▸ DATASET RECORDS
· · · · · · ·
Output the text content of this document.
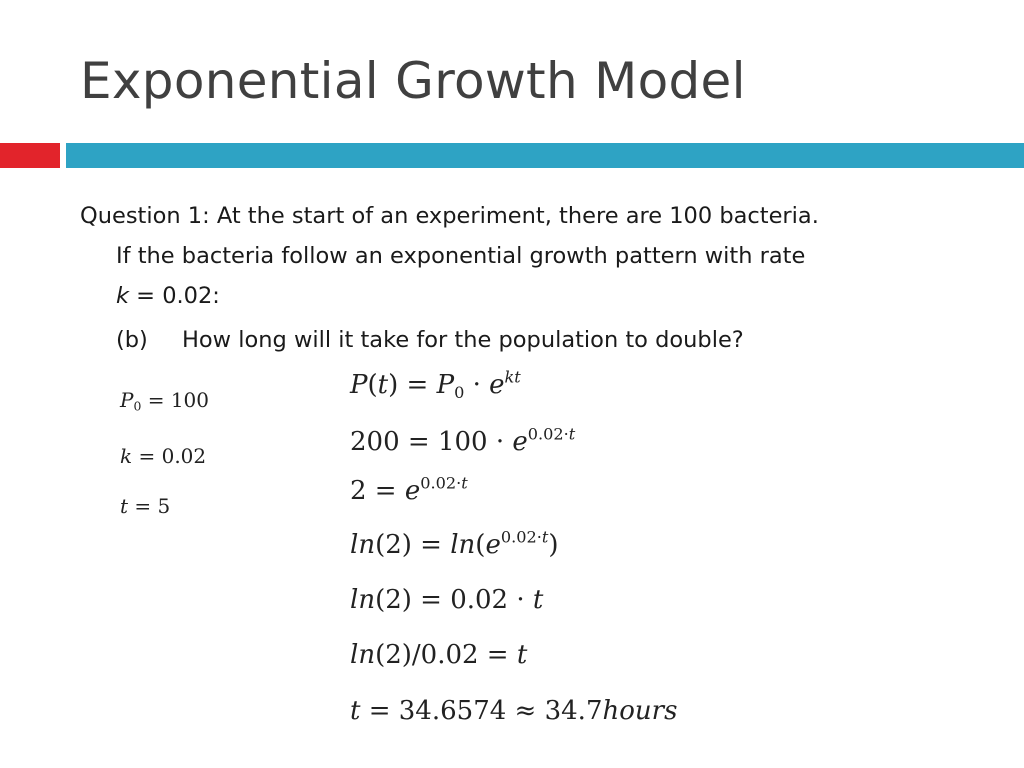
Exponential Growth Model
Question 1: At the start of an experiment, there are 100 bacteria.
If the bacteria follow an exponential growth pattern with rate
k = 0.02:
(b) How long will it take for the population to double?
$P_0 = 100$
k = 0.02
t = 5
$P(t) = P_0 \cdot e^{kt}$
$200 = 100 \cdot e^{0.02\cdot t}$
$2 = e^{0.02\cdot t}$
$\ln(2) = \ln(e^{0.02\cdot t})$
ln(2) = 0.02 · t
ln(2)/0.02 = t
t = 34.6574 ≈ 34.7hours
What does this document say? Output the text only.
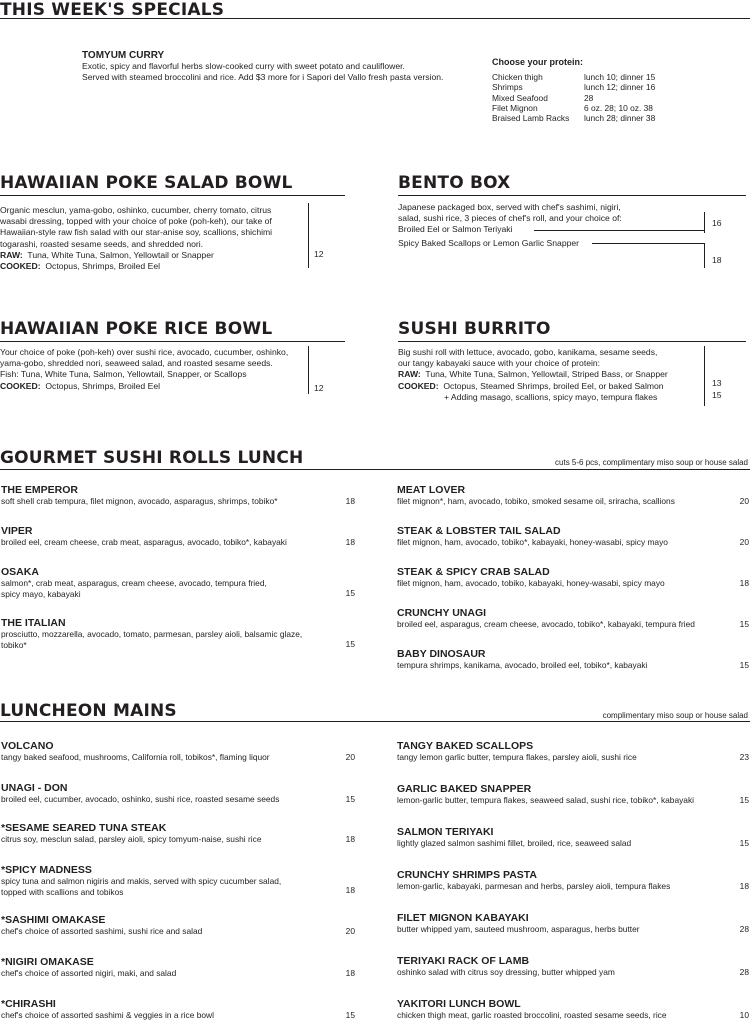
THIS WEEK'S SPECIALS
TOMYUM CURRY
Exotic, spicy and flavorful herbs slow-cooked curry with sweet potato and cauliflower.
Served with steamed broccolini and rice. Add $3 more for i Sapori del Vallo fresh pasta version.
Choose your protein:
Chicken thigh	lunch 10; dinner 15
Shrimps	lunch 12; dinner 16
Mixed Seafood	28
Filet Mignon	6 oz. 28; 10 oz. 38
Braised Lamb Racks	lunch 28; dinner 38
HAWAIIAN POKE SALAD BOWL
Organic mesclun, yama-gobo, oshinko, cucumber, cherry tomato, citrus
wasabi dressing, topped with your choice of poke (poh-keh), our take of
Hawaiian-style raw fish salad with our star-anise soy, scallions, shichimi
togarashi, roasted sesame seeds, and shredded nori.
RAW: Tuna, White Tuna, Salmon, Yellowtail or Snapper
COOKED: Octopus, Shrimps, Broiled Eel
12
BENTO BOX
Japanese packaged box, served with chef's sashimi, nigiri,
salad, sushi rice, 3 pieces of chef's roll, and your choice of:
Broiled Eel or Salmon Teriyaki
Spicy Baked Scallops or Lemon Garlic Snapper
16
18
HAWAIIAN POKE RICE BOWL
Your choice of poke (poh-keh) over sushi rice, avocado, cucumber, oshinko,
yama-gobo, shredded nori, seaweed salad, and roasted sesame seeds.
Fish: Tuna, White Tuna, Salmon, Yellowtail, Snapper, or Scallops
COOKED: Octopus, Shrimps, Broiled Eel	12
SUSHI BURRITO
Big sushi roll with lettuce, avocado, gobo, kanikama, sesame seeds,
our tangy kabayaki sauce with your choice of protein:
RAW: Tuna, White Tuna, Salmon, Yellowtail, Striped Bass, or Snapper
COOKED: Octopus, Steamed Shrimps, broiled Eel, or baked Salmon
+ Adding masago, scallions, spicy mayo, tempura flakes
13
15
GOURMET SUSHI ROLLS LUNCH	cuts 5-6 pcs, complimentary miso soup or house salad
THE EMPEROR
soft shell crab tempura, filet mignon, avocado, asparagus, shrimps, tobiko*	18
VIPER
broiled eel, cream cheese, crab meat, asparagus, avocado, tobiko*, kabayaki	18
OSAKA
salmon*, crab meat, asparagus, cream cheese, avocado, tempura fried,
spicy mayo, kabayaki	15
THE ITALIAN
prosciutto, mozzarella, avocado, tomato, parmesan, parsley aioli, balsamic glaze,
tobiko*	15
MEAT LOVER
filet mignon*, ham, avocado, tobiko, smoked sesame oil, sriracha, scallions	20
STEAK & LOBSTER TAIL SALAD
filet mignon, ham, avocado, tobiko*, kabayaki, honey-wasabi, spicy mayo	20
STEAK & SPICY CRAB SALAD
filet mignon, ham, avocado, tobiko, kabayaki, honey-wasabi, spicy mayo	18
CRUNCHY UNAGI
broiled eel, asparagus, cream cheese, avocado, tobiko*, kabayaki, tempura fried	15
BABY DINOSAUR
tempura shrimps, kanikama, avocado, broiled eel, tobiko*, kabayaki	15
LUNCHEON MAINS	complimentary miso soup or house salad
VOLCANO
tangy baked seafood, mushrooms, California roll, tobikos*, flaming liquor	20
UNAGI - DON
broiled eel, cucumber, avocado, oshinko, sushi rice, roasted sesame seeds	15
*SESAME SEARED TUNA STEAK
citrus soy, mesclun salad, parsley aioli, spicy tomyum-naise, sushi rice	18
*SPICY MADNESS
spicy tuna and salmon nigiris and makis, served with spicy cucumber salad,
topped with scallions and tobikos	18
*SASHIMI OMAKASE
chef's choice of assorted sashimi, sushi rice and salad	20
*NIGIRI OMAKASE
chef's choice of assorted nigiri, maki, and salad	18
*CHIRASHI
chef's choice of assorted sashimi & veggies in a rice bowl	15
TANGY BAKED SCALLOPS
tangy lemon garlic butter, tempura flakes, parsley aioli, sushi rice	23
GARLIC BAKED SNAPPER
lemon-garlic butter, tempura flakes, seaweed salad, sushi rice, tobiko*, kabayaki	15
SALMON TERIYAKI
lightly glazed salmon sashimi fillet, broiled, rice, seaweed salad	15
CRUNCHY SHRIMPS PASTA
lemon-garlic, kabayaki, parmesan and herbs, parsley aioli, tempura flakes	18
FILET MIGNON KABAYAKI
butter whipped yam, sauteed mushroom, asparagus, herbs butter	28
TERIYAKI RACK OF LAMB
oshinko salad with citrus soy dressing, butter whipped yam	28
YAKITORI LUNCH BOWL
chicken thigh meat, garlic roasted broccolini, roasted sesame seeds, rice	10
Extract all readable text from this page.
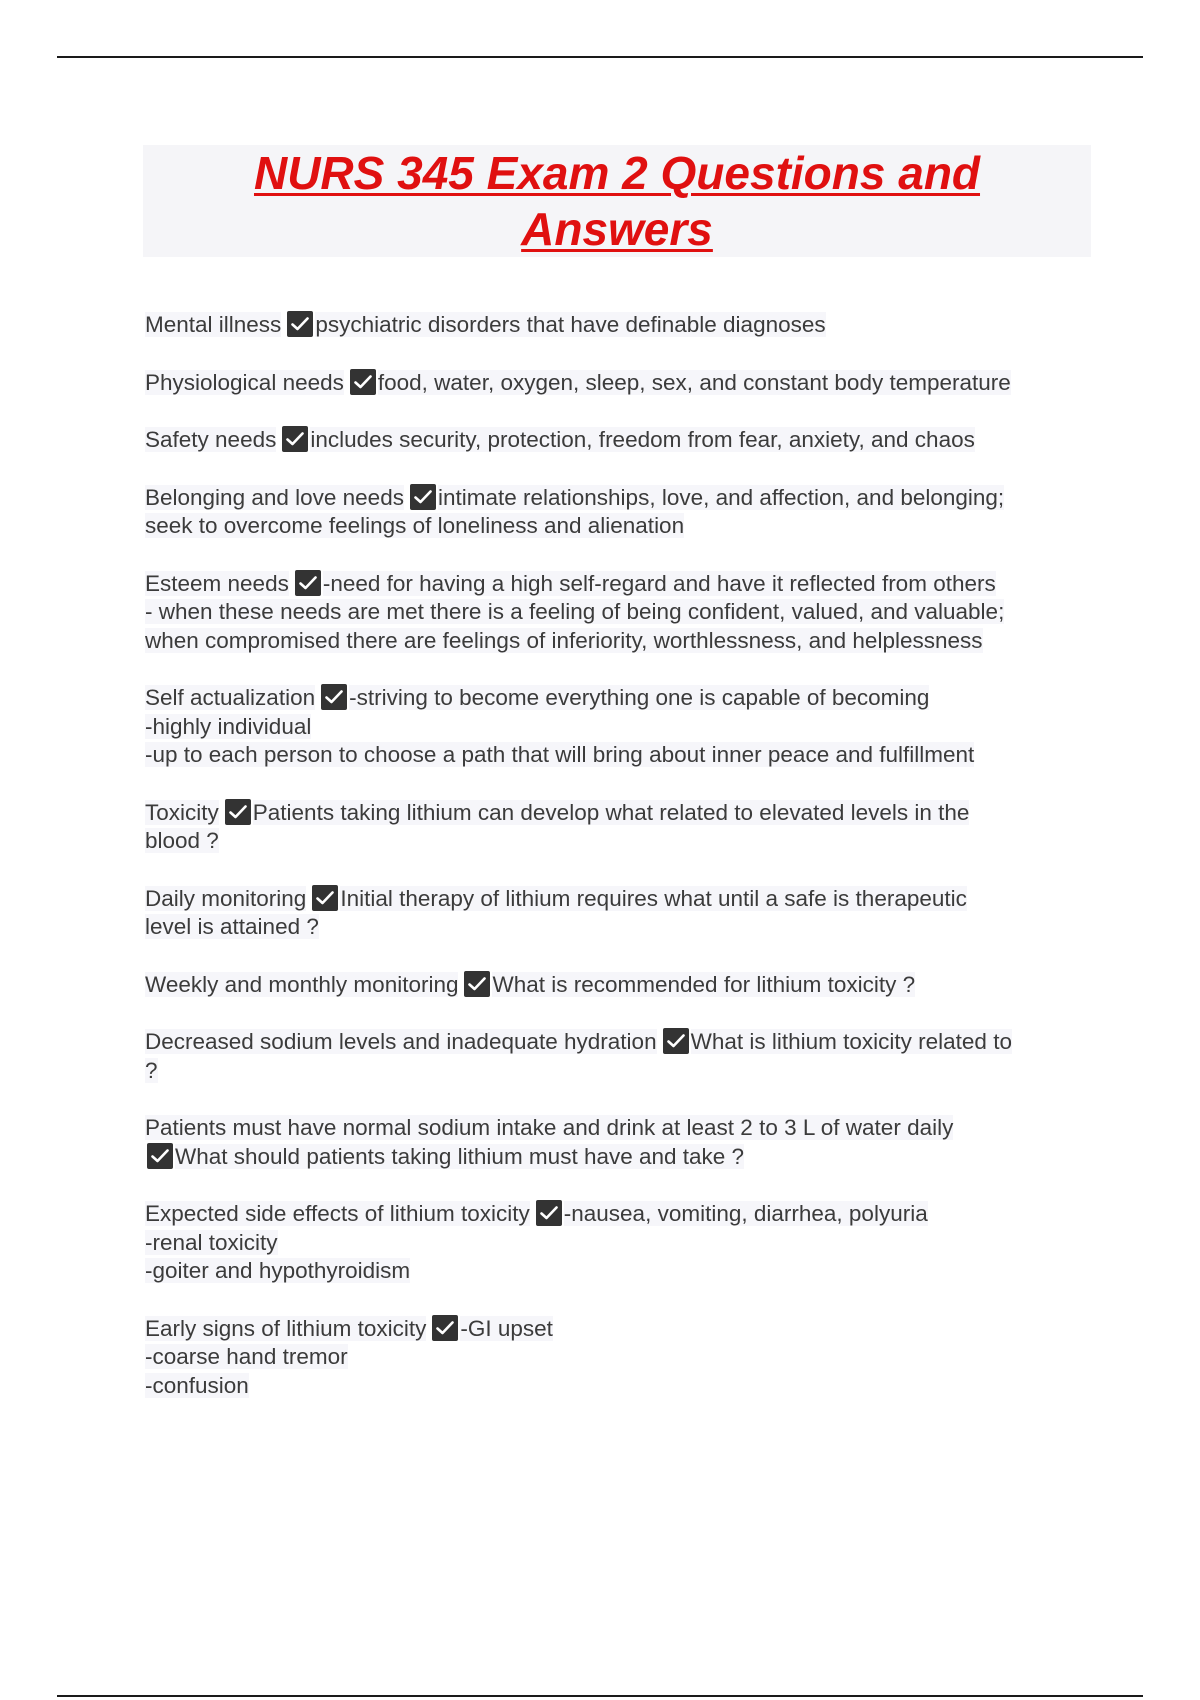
NURS 345 Exam 2 Questions and
Answers
Mental illness psychiatric disorders that have definable diagnoses
Physiological needs food, water, oxygen, sleep, sex, and constant body temperature
Safety needs includes security, protection, freedom from fear, anxiety, and chaos
Belonging and love needs intimate relationships, love, and affection, and belonging;
seek to overcome feelings of loneliness and alienation
Esteem needs -need for having a high self-regard and have it reflected from others
- when these needs are met there is a feeling of being confident, valued, and valuable;
when compromised there are feelings of inferiority, worthlessness, and helplessness
Self actualization -striving to become everything one is capable of becoming
-highly individual
-up to each person to choose a path that will bring about inner peace and fulfillment
Toxicity Patients taking lithium can develop what related to elevated levels in the
blood ?
Daily monitoring Initial therapy of lithium requires what until a safe is therapeutic
level is attained ?
Weekly and monthly monitoring What is recommended for lithium toxicity ?
Decreased sodium levels and inadequate hydration What is lithium toxicity related to
?
Patients must have normal sodium intake and drink at least 2 to 3 L of water daily
What should patients taking lithium must have and take ?
Expected side effects of lithium toxicity -nausea, vomiting, diarrhea, polyuria
-renal toxicity
-goiter and hypothyroidism
Early signs of lithium toxicity -GI upset
-coarse hand tremor
-confusion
· · · · · · ·
▸ ACTIVITY
Print the material in full and exactly, minus the pictures.

▸ YOUR RESPONSE
Output the text content of this document.
Exponential Growth Model
Question 1: At the start of an experiment, there are 100 bacteria.
If the bacteria follow an exponential growth pattern with rate
k = 0.02:
(b) How long will it take for the population to double?
$P_0 = 100$
k = 0.02
t = 5
$P(t) = P_0 \cdot e^{kt}$
$200 = 100 \cdot e^{0.02\cdot t}$
$2 = e^{0.02\cdot t}$
$\ln(2) = \ln(e^{0.02\cdot t})$
ln(2) = 0.02 · t
ln(2)/0.02 = t
t = 34.6574 ≈ 34.7hours
What does this document say? Output the text only.
THIS WEEK'S SPECIALS
TOMYUM CURRY
Exotic, spicy and flavorful herbs slow-cooked curry with sweet potato and cauliflower.
Served with steamed broccolini and rice. Add $3 more for i Sapori del Vallo fresh pasta version.
Choose your protein:
Chicken thigh	lunch 10; dinner 15
Shrimps	lunch 12; dinner 16
Mixed Seafood	28
Filet Mignon	6 oz. 28; 10 oz. 38
Braised Lamb Racks	lunch 28; dinner 38
HAWAIIAN POKE SALAD BOWL
Organic mesclun, yama-gobo, oshinko, cucumber, cherry tomato, citrus
wasabi dressing, topped with your choice of poke (poh-keh), our take of
Hawaiian-style raw fish salad with our star-anise soy, scallions, shichimi
togarashi, roasted sesame seeds, and shredded nori.
RAW: Tuna, White Tuna, Salmon, Yellowtail or Snapper
COOKED: Octopus, Shrimps, Broiled Eel
12
BENTO BOX
Japanese packaged box, served with chef's sashimi, nigiri,
salad, sushi rice, 3 pieces of chef's roll, and your choice of:
Broiled Eel or Salmon Teriyaki
Spicy Baked Scallops or Lemon Garlic Snapper
16
18
HAWAIIAN POKE RICE BOWL
Your choice of poke (poh-keh) over sushi rice, avocado, cucumber, oshinko,
yama-gobo, shredded nori, seaweed salad, and roasted sesame seeds.
Fish: Tuna, White Tuna, Salmon, Yellowtail, Snapper, or Scallops
COOKED: Octopus, Shrimps, Broiled Eel	12
SUSHI BURRITO
Big sushi roll with lettuce, avocado, gobo, kanikama, sesame seeds,
our tangy kabayaki sauce with your choice of protein:
RAW: Tuna, White Tuna, Salmon, Yellowtail, Striped Bass, or Snapper
COOKED: Octopus, Steamed Shrimps, broiled Eel, or baked Salmon
+ Adding masago, scallions, spicy mayo, tempura flakes
13
15
GOURMET SUSHI ROLLS LUNCH	cuts 5-6 pcs, complimentary miso soup or house salad
THE EMPEROR
soft shell crab tempura, filet mignon, avocado, asparagus, shrimps, tobiko*	18
VIPER
broiled eel, cream cheese, crab meat, asparagus, avocado, tobiko*, kabayaki	18
OSAKA
salmon*, crab meat, asparagus, cream cheese, avocado, tempura fried,
spicy mayo, kabayaki	15
THE ITALIAN
prosciutto, mozzarella, avocado, tomato, parmesan, parsley aioli, balsamic glaze,
tobiko*	15
MEAT LOVER
filet mignon*, ham, avocado, tobiko, smoked sesame oil, sriracha, scallions	20
STEAK & LOBSTER TAIL SALAD
filet mignon, ham, avocado, tobiko*, kabayaki, honey-wasabi, spicy mayo	20
STEAK & SPICY CRAB SALAD
filet mignon, ham, avocado, tobiko, kabayaki, honey-wasabi, spicy mayo	18
CRUNCHY UNAGI
broiled eel, asparagus, cream cheese, avocado, tobiko*, kabayaki, tempura fried	15
BABY DINOSAUR
tempura shrimps, kanikama, avocado, broiled eel, tobiko*, kabayaki	15
LUNCHEON MAINS	complimentary miso soup or house salad
VOLCANO
tangy baked seafood, mushrooms, California roll, tobikos*, flaming liquor	20
UNAGI - DON
broiled eel, cucumber, avocado, oshinko, sushi rice, roasted sesame seeds	15
*SESAME SEARED TUNA STEAK
citrus soy, mesclun salad, parsley aioli, spicy tomyum-naise, sushi rice	18
*SPICY MADNESS
spicy tuna and salmon nigiris and makis, served with spicy cucumber salad,
topped with scallions and tobikos	18
*SASHIMI OMAKASE
chef's choice of assorted sashimi, sushi rice and salad	20
*NIGIRI OMAKASE
chef's choice of assorted nigiri, maki, and salad	18
*CHIRASHI
chef's choice of assorted sashimi & veggies in a rice bowl	15
TANGY BAKED SCALLOPS
tangy lemon garlic butter, tempura flakes, parsley aioli, sushi rice	23
GARLIC BAKED SNAPPER
lemon-garlic butter, tempura flakes, seaweed salad, sushi rice, tobiko*, kabayaki	15
SALMON TERIYAKI
lightly glazed salmon sashimi fillet, broiled, rice, seaweed salad	15
CRUNCHY SHRIMPS PASTA
lemon-garlic, kabayaki, parmesan and herbs, parsley aioli, tempura flakes	18
FILET MIGNON KABAYAKI
butter whipped yam, sauteed mushroom, asparagus, herbs butter	28
TERIYAKI RACK OF LAMB
oshinko salad with citrus soy dressing, butter whipped yam	28
YAKITORI LUNCH BOWL
chicken thigh meat, garlic roasted broccolini, roasted sesame seeds, rice	10
Extract all readable text from this page.
NURS 345 Exam 2 Questions and
Answers
Mental illness psychiatric disorders that have definable diagnoses
Physiological needs food, water, oxygen, sleep, sex, and constant body temperature
Safety needs includes security, protection, freedom from fear, anxiety, and chaos
Belonging and love needs intimate relationships, love, and affection, and belonging;
seek to overcome feelings of loneliness and alienation
Esteem needs -need for having a high self-regard and have it reflected from others
- when these needs are met there is a feeling of being confident, valued, and valuable;
when compromised there are feelings of inferiority, worthlessness, and helplessness
Self actualization -striving to become everything one is capable of becoming
-highly individual
-up to each person to choose a path that will bring about inner peace and fulfillment
Toxicity Patients taking lithium can develop what related to elevated levels in the
blood ?
Daily monitoring Initial therapy of lithium requires what until a safe is therapeutic
level is attained ?
Weekly and monthly monitoring What is recommended for lithium toxicity ?
Decreased sodium levels and inadequate hydration What is lithium toxicity related to
?
Patients must have normal sodium intake and drink at least 2 to 3 L of water daily
What should patients taking lithium must have and take ?
Expected side effects of lithium toxicity -nausea, vomiting, diarrhea, polyuria
-renal toxicity
-goiter and hypothyroidism
Early signs of lithium toxicity -GI upset
-coarse hand tremor
-confusion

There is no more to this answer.